Exercise aim:
Repeat every entry word for word, but leave the images out of your copy.

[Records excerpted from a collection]
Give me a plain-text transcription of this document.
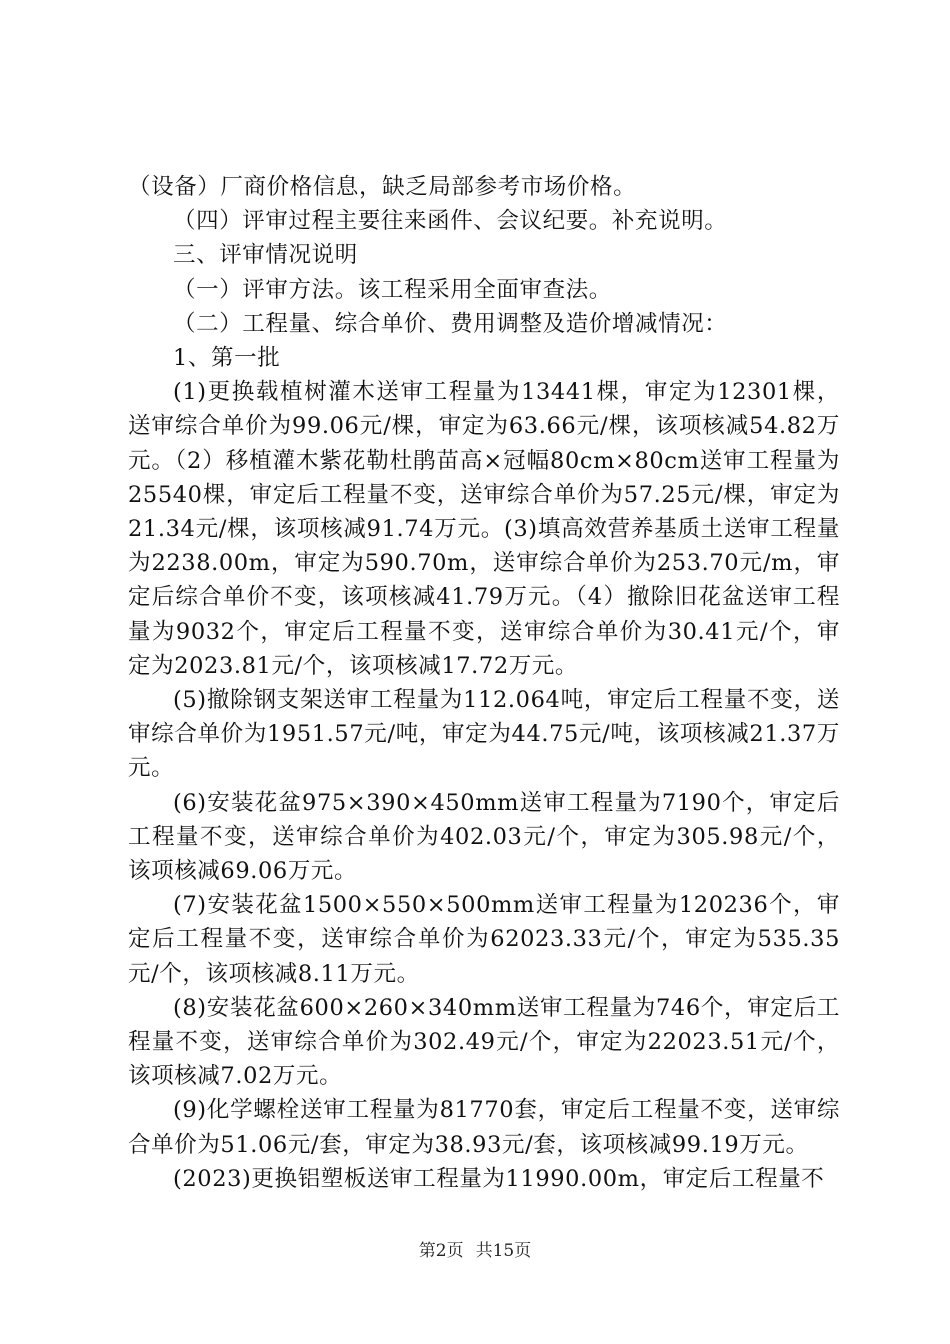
（设备）厂商价格信息，缺乏局部参考市场价格。

（四）评审过程主要往来函件、会议纪要。补充说明。

三、评审情况说明

（一）评审方法。该工程采用全面审查法。

（二）工程量、综合单价、费用调整及造价增减情况：

1、第一批

(1)更换载植树灌木送审工程量为13441棵，审定为12301棵，送审综合单价为99.06元/棵，审定为63.66元/棵，该项核减54.82万元。（2）移植灌木紫花勒杜鹃苗高×冠幅80cm×80cm送审工程量为25540棵，审定后工程量不变，送审综合单价为57.25元/棵，审定为21.34元/棵，该项核减91.74万元。(3)填高效营养基质土送审工程量为2238.00m，审定为590.70m，送审综合单价为253.70元/m，审定后综合单价不变，该项核减41.79万元。（4）撤除旧花盆送审工程量为9032个，审定后工程量不变，送审综合单价为30.41元/个，审定为2023.81元/个，该项核减17.72万元。

(5)撤除钢支架送审工程量为112.064吨，审定后工程量不变，送审综合单价为1951.57元/吨，审定为44.75元/吨，该项核减21.37万元。

(6)安装花盆975×390×450mm送审工程量为7190个，审定后工程量不变，送审综合单价为402.03元/个，审定为305.98元/个，该项核减69.06万元。

(7)安装花盆1500×550×500mm送审工程量为120236个，审定后工程量不变，送审综合单价为62023.33元/个，审定为535.35元/个，该项核减8.11万元。

(8)安装花盆600×260×340mm送审工程量为746个，审定后工程量不变，送审综合单价为302.49元/个，审定为22023.51元/个，该项核减7.02万元。

(9)化学螺栓送审工程量为81770套，审定后工程量不变，送审综合单价为51.06元/套，审定为38.93元/套，该项核减99.19万元。

(2023)更换铝塑板送审工程量为11990.00m，审定后工程量不

第2页 共15页
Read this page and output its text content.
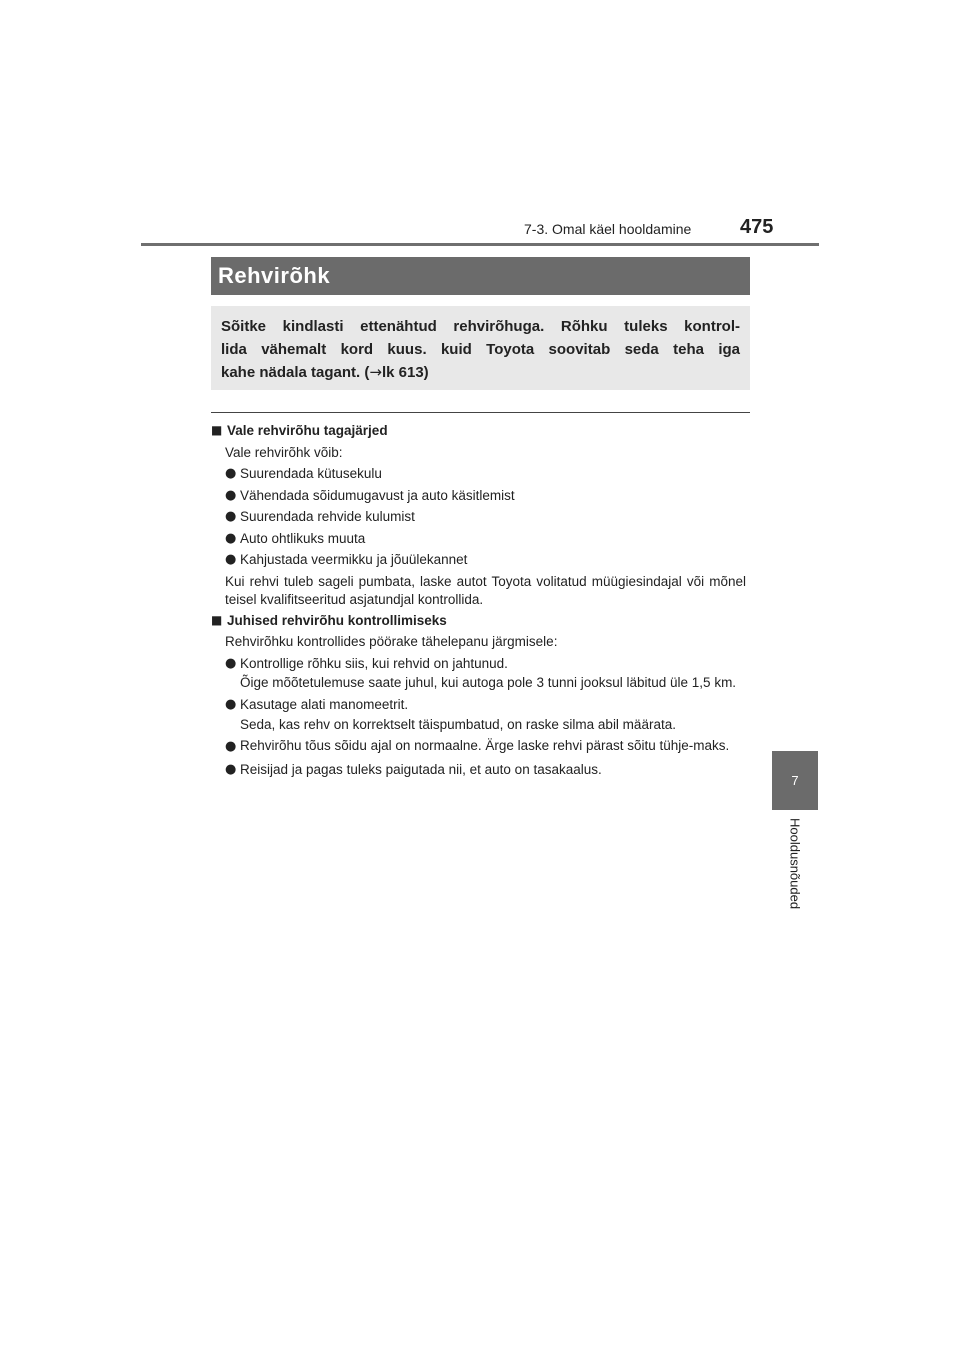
7-3. Omal käel hooldamine 475
7
Hooldusnõuded
Rehvirõhk
Sõitke kindlasti ettenähtud rehvirõhuga. Rõhku tuleks kontrol-
lida vähemalt kord kuus. kuid Toyota soovitab seda teha iga
kahe nädala tagant. (→lk 613)
■ Vale rehvirõhu tagajärjed
Vale rehvirõhk võib:
● Suurendada kütusekulu
● Vähendada sõidumugavust ja auto käsitlemist
● Suurendada rehvide kulumist
● Auto ohtlikuks muuta
● Kahjustada veermikku ja jõuülekannet
Kui rehvi tuleb sageli pumbata, laske autot Toyota volitatud müügiesindajal või mõnel teisel kvalifitseeritud asjatundjal kontrollida.
■ Juhised rehvirõhu kontrollimiseks
Rehvirõhku kontrollides pöörake tähelepanu järgmisele:
● Kontrollige rõhku siis, kui rehvid on jahtunud.
Õige mõõtetulemuse saate juhul, kui autoga pole 3 tunni jooksul läbitud üle 1,5 km.
● Kasutage alati manomeetrit.
Seda, kas rehv on korrektselt täispumbatud, on raske silma abil määrata.
● Rehvirõhu tõus sõidu ajal on normaalne. Ärge laske rehvi pärast sõitu tühje-maks.
● Reisijad ja pagas tuleks paigutada nii, et auto on tasakaalus.
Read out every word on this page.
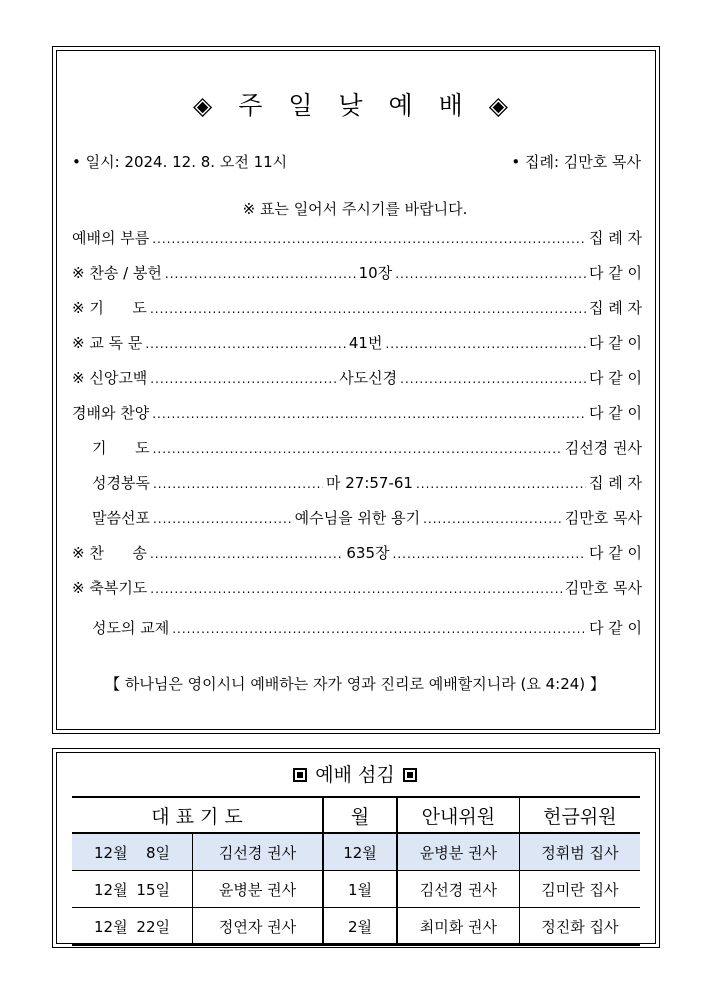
◈ 주 일 낮 예 배 ◈
• 일시: 2024. 12. 8. 오전 11시	• 집례: 김만호 목사
※ 표는 일어서 주시기를 바랍니다.
예배의 부름 .....	집 례 자
※ 찬송 / 봉헌 .....	10장 .....	다 같 이
※ 기      도 .....	집 례 자
※ 교 독 문 .....	41번 .....	다 같 이
※ 신앙고백 .....	사도신경 .....	다 같 이
경배와 찬양 .....	다 같 이
기      도 .....	김선경 권사
성경봉독 .....	마 27:57-61 .....	집 례 자
말씀선포 .....	예수님을 위한 용기 .....	김만호 목사
※ 찬      송 .....	635장 .....	다 같 이
※ 축복기도 .....	김만호 목사
성도의 교제 .....	다 같 이
【 하나님은 영이시니 예배하는 자가 영과 진리로 예배할지니라 (요 4:24) 】
예배 섬김
대 표 기 도		월	안내위원	헌금위원
12월 8일	김선경 권사	12월	윤병분 권사	정휘범 집사
12월 15일	윤병분 권사	1월	김선경 권사	김미란 집사
12월 22일	정연자 권사	2월	최미화 권사	정진화 집사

Written answer:
Give me a plain-text transcription of this document.
（设备）厂商价格信息，缺乏局部参考市场价格。

（四）评审过程主要往来函件、会议纪要。补充说明。

三、评审情况说明

（一）评审方法。该工程采用全面审查法。

（二）工程量、综合单价、费用调整及造价增减情况：

1、第一批

(1)更换载植树灌木送审工程量为13441棵，审定为12301棵，送审综合单价为99.06元/棵，审定为63.66元/棵，该项核减54.82万元。（2）移植灌木紫花勒杜鹃苗高×冠幅80cm×80cm送审工程量为25540棵，审定后工程量不变，送审综合单价为57.25元/棵，审定为21.34元/棵，该项核减91.74万元。(3)填高效营养基质土送审工程量为2238.00m，审定为590.70m，送审综合单价为253.70元/m，审定后综合单价不变，该项核减41.79万元。（4）撤除旧花盆送审工程量为9032个，审定后工程量不变，送审综合单价为30.41元/个，审定为2023.81元/个，该项核减17.72万元。

(5)撤除钢支架送审工程量为112.064吨，审定后工程量不变，送审综合单价为1951.57元/吨，审定为44.75元/吨，该项核减21.37万元。

(6)安装花盆975×390×450mm送审工程量为7190个，审定后工程量不变，送审综合单价为402.03元/个，审定为305.98元/个，该项核减69.06万元。

(7)安装花盆1500×550×500mm送审工程量为120236个，审定后工程量不变，送审综合单价为62023.33元/个，审定为535.35元/个，该项核减8.11万元。

(8)安装花盆600×260×340mm送审工程量为746个，审定后工程量不变，送审综合单价为302.49元/个，审定为22023.51元/个，该项核减7.02万元。

(9)化学螺栓送审工程量为81770套，审定后工程量不变，送审综合单价为51.06元/套，审定为38.93元/套，该项核减99.19万元。

(2023)更换铝塑板送审工程量为11990.00m，审定后工程量不

第2页 共15页
Read this page and output its text content.
7-3. Omal käel hooldamine 475
7
Hooldusnõuded
Rehvirõhk
Sõitke kindlasti ettenähtud rehvirõhuga. Rõhku tuleks kontrol-
lida vähemalt kord kuus. kuid Toyota soovitab seda teha iga
kahe nädala tagant. (→lk 613)
■ Vale rehvirõhu tagajärjed
Vale rehvirõhk võib:
● Suurendada kütusekulu
● Vähendada sõidumugavust ja auto käsitlemist
● Suurendada rehvide kulumist
● Auto ohtlikuks muuta
● Kahjustada veermikku ja jõuülekannet
Kui rehvi tuleb sageli pumbata, laske autot Toyota volitatud müügiesindajal või mõnel teisel kvalifitseeritud asjatundjal kontrollida.
■ Juhised rehvirõhu kontrollimiseks
Rehvirõhku kontrollides pöörake tähelepanu järgmisele:
● Kontrollige rõhku siis, kui rehvid on jahtunud.
Õige mõõtetulemuse saate juhul, kui autoga pole 3 tunni jooksul läbitud üle 1,5 km.
● Kasutage alati manomeetrit.
Seda, kas rehv on korrektselt täispumbatud, on raske silma abil määrata.
● Rehvirõhu tõus sõidu ajal on normaalne. Ärge laske rehvi pärast sõitu tühje-maks.
● Reisijad ja pagas tuleks paigutada nii, et auto on tasakaalus.
Read out every word on this page.
◈ 주 일 낮 예 배 ◈
• 일시: 2024. 12. 8. 오전 11시	• 집례: 김만호 목사
※ 표는 일어서 주시기를 바랍니다.
예배의 부름 .....	집 례 자
※ 찬송 / 봉헌 .....	10장 .....	다 같 이
※ 기      도 .....	집 례 자
※ 교 독 문 .....	41번 .....	다 같 이
※ 신앙고백 .....	사도신경 .....	다 같 이
경배와 찬양 .....	다 같 이
기      도 .....	김선경 권사
성경봉독 .....	마 27:57-61 .....	집 례 자
말씀선포 .....	예수님을 위한 용기 .....	김만호 목사
※ 찬      송 .....	635장 .....	다 같 이
※ 축복기도 .....	김만호 목사
성도의 교제 .....	다 같 이
【 하나님은 영이시니 예배하는 자가 영과 진리로 예배할지니라 (요 4:24) 】
예배 섬김
대 표 기 도		월	안내위원	헌금위원
12월 8일	김선경 권사	12월	윤병분 권사	정휘범 집사
12월 15일	윤병분 권사	1월	김선경 권사	김미란 집사
12월 22일	정연자 권사	2월	최미화 권사	정진화 집사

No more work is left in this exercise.